A run of records
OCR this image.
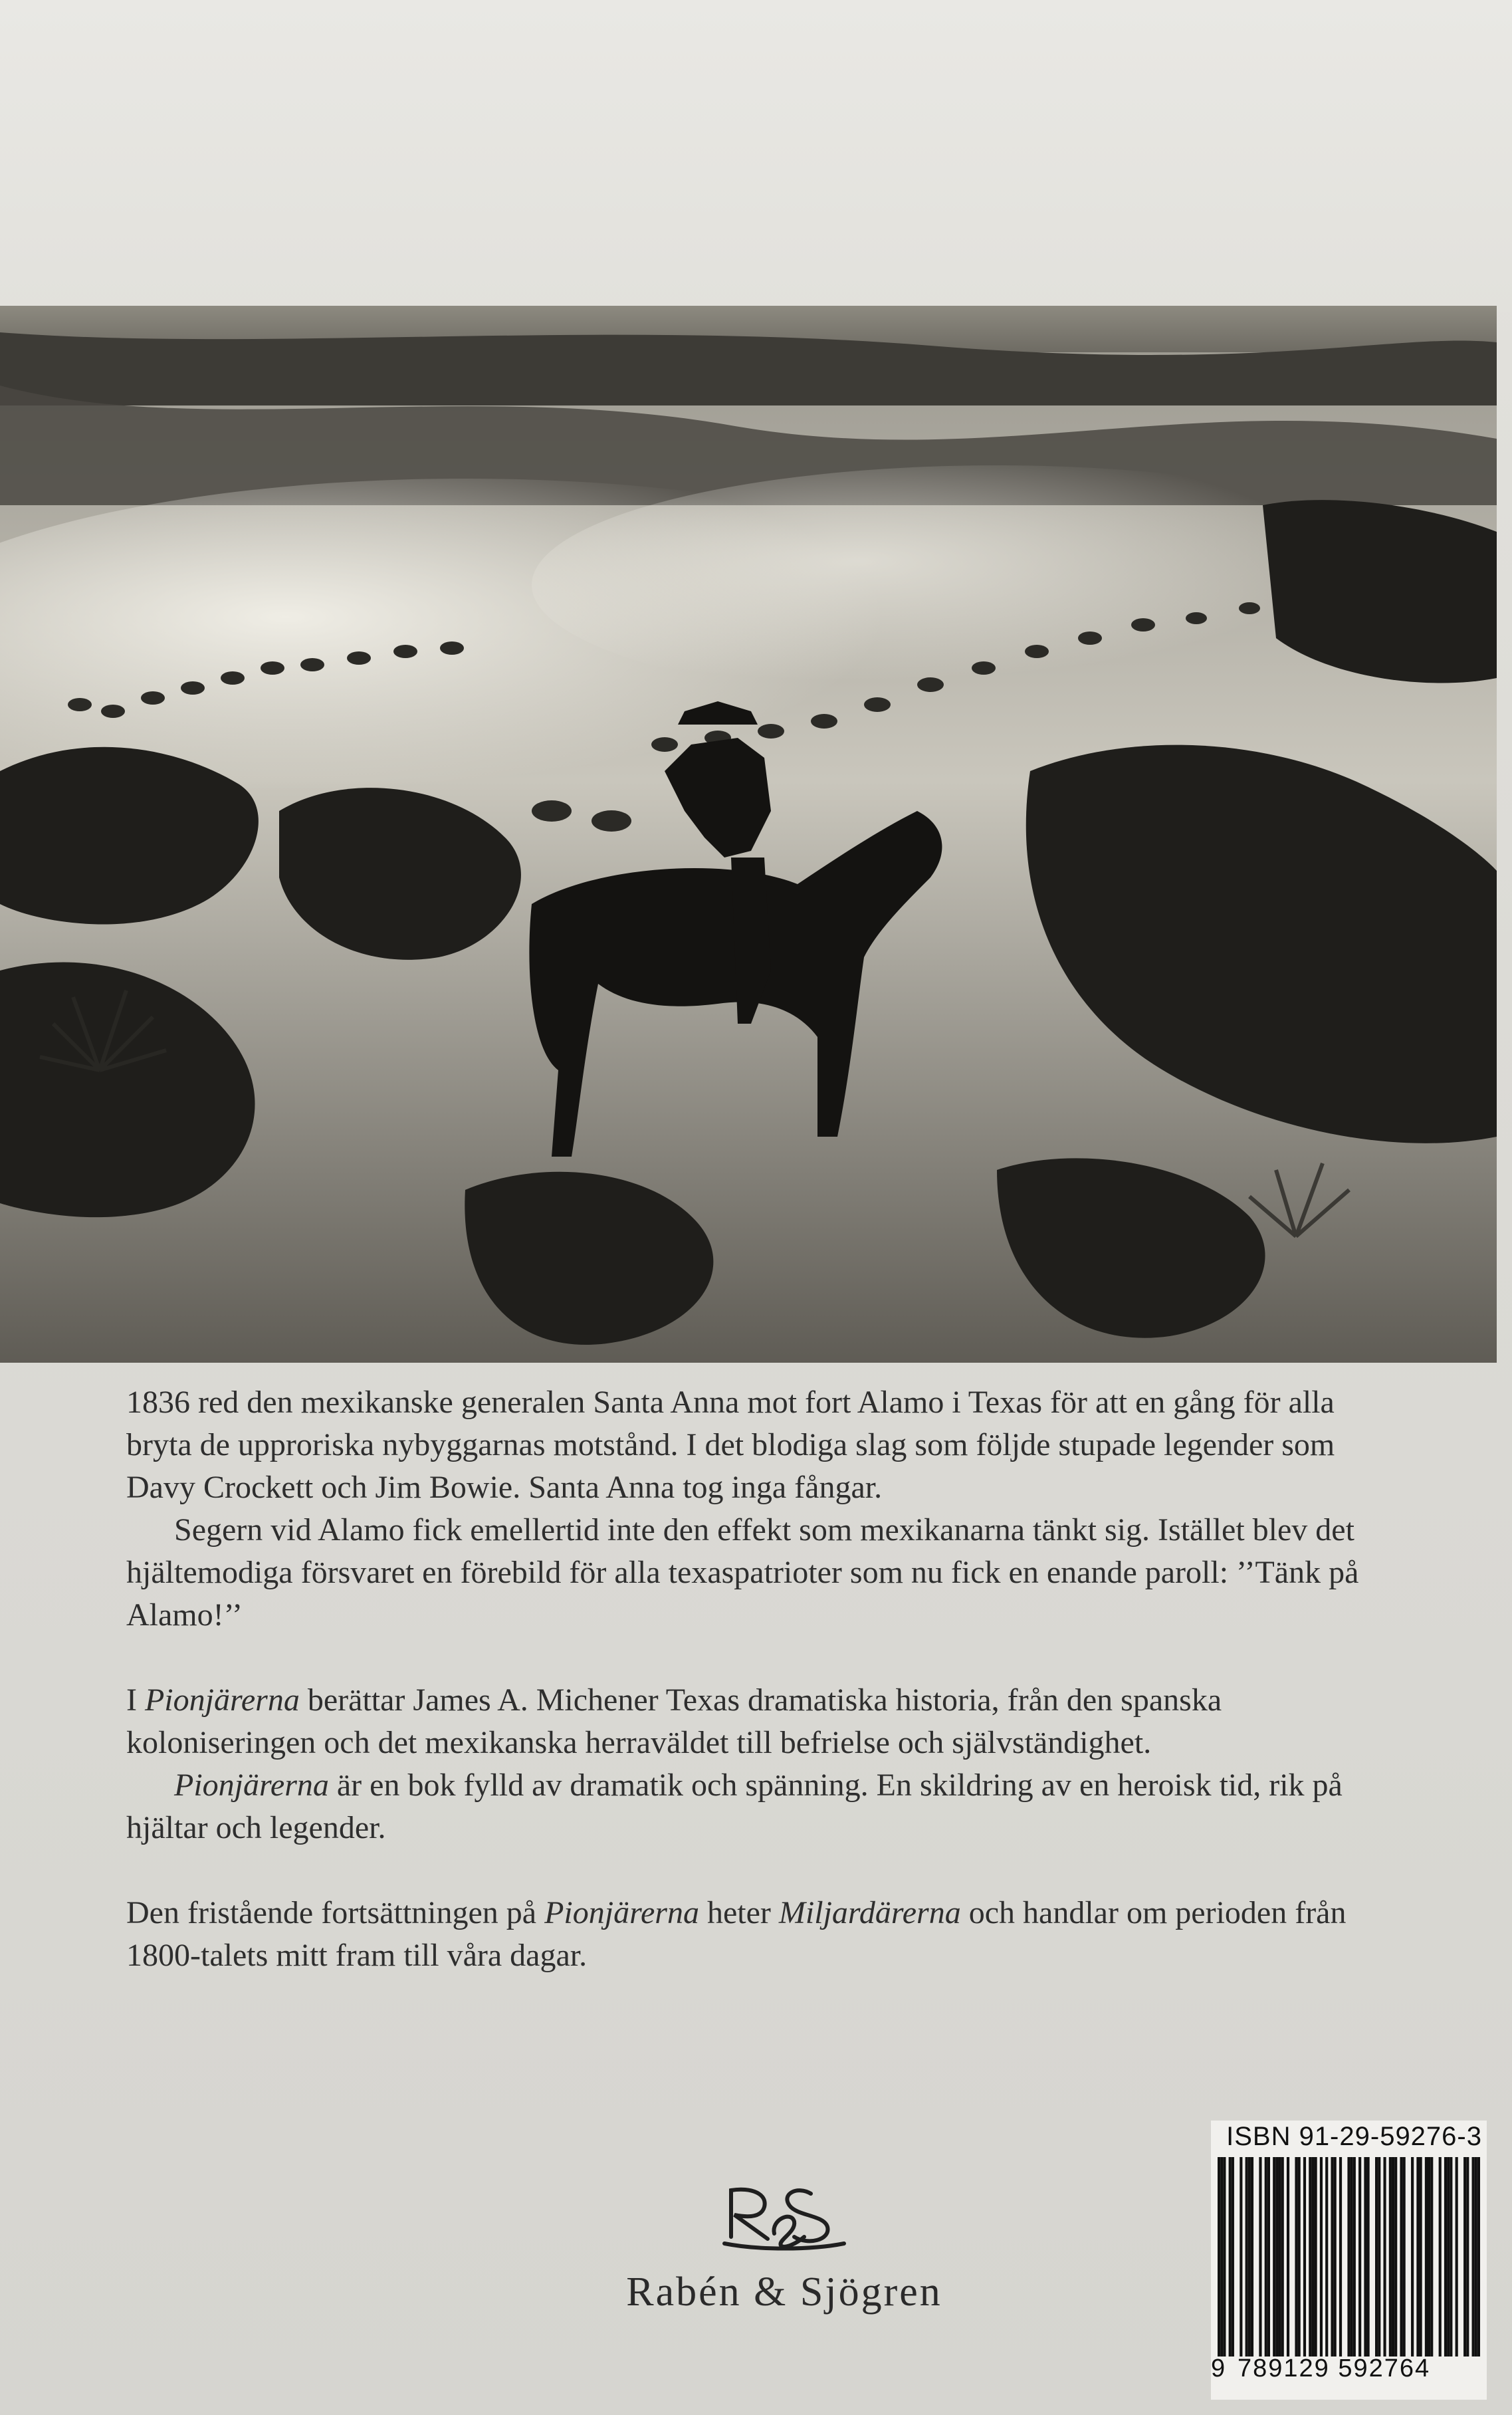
1836 red den mexikanske generalen Santa Anna mot fort Alamo i Texas för att en gång för alla bryta de upproriska nybyggarnas motstånd. I det blodiga slag som följde stupade legender som Davy Crockett och Jim Bowie. Santa Anna tog inga fångar.

Segern vid Alamo fick emellertid inte den effekt som mexikanarna tänkt sig. Istället blev det hjältemodiga försvaret en förebild för alla texaspatrioter som nu fick en enande paroll: ’’Tänk på Alamo!’’

I Pionjärerna berättar James A. Michener Texas dramatiska historia, från den spanska koloniseringen och det mexikanska herraväldet till befrielse och självständighet.

Pionjärerna är en bok fylld av dramatik och spänning. En skildring av en heroisk tid, rik på hjältar och legender.

Den fristående fortsättningen på Pionjärerna heter Miljardärerna och handlar om perioden från 1800-talets mitt fram till våra dagar.

Rabén & Sjögren
ISBN 91-29-59276-3
9 789129 592764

• Goal: Leave out the pictures and transcribe the entries above exactly.

• Answer to the task:
OCR this image.
1836 red den mexikanske generalen Santa Anna mot fort Alamo i Texas för att en gång för alla bryta de upproriska nybyggarnas motstånd. I det blodiga slag som följde stupade legender som Davy Crockett och Jim Bowie. Santa Anna tog inga fångar.

Segern vid Alamo fick emellertid inte den effekt som mexikanarna tänkt sig. Istället blev det hjältemodiga försvaret en förebild för alla texaspatrioter som nu fick en enande paroll: ’’Tänk på Alamo!’’

I Pionjärerna berättar James A. Michener Texas dramatiska historia, från den spanska koloniseringen och det mexikanska herraväldet till befrielse och självständighet.

Pionjärerna är en bok fylld av dramatik och spänning. En skildring av en heroisk tid, rik på hjältar och legender.

Den fristående fortsättningen på Pionjärerna heter Miljardärerna och handlar om perioden från 1800-talets mitt fram till våra dagar.

Rabén & Sjögren
ISBN 91-29-59276-3
9 789129 592764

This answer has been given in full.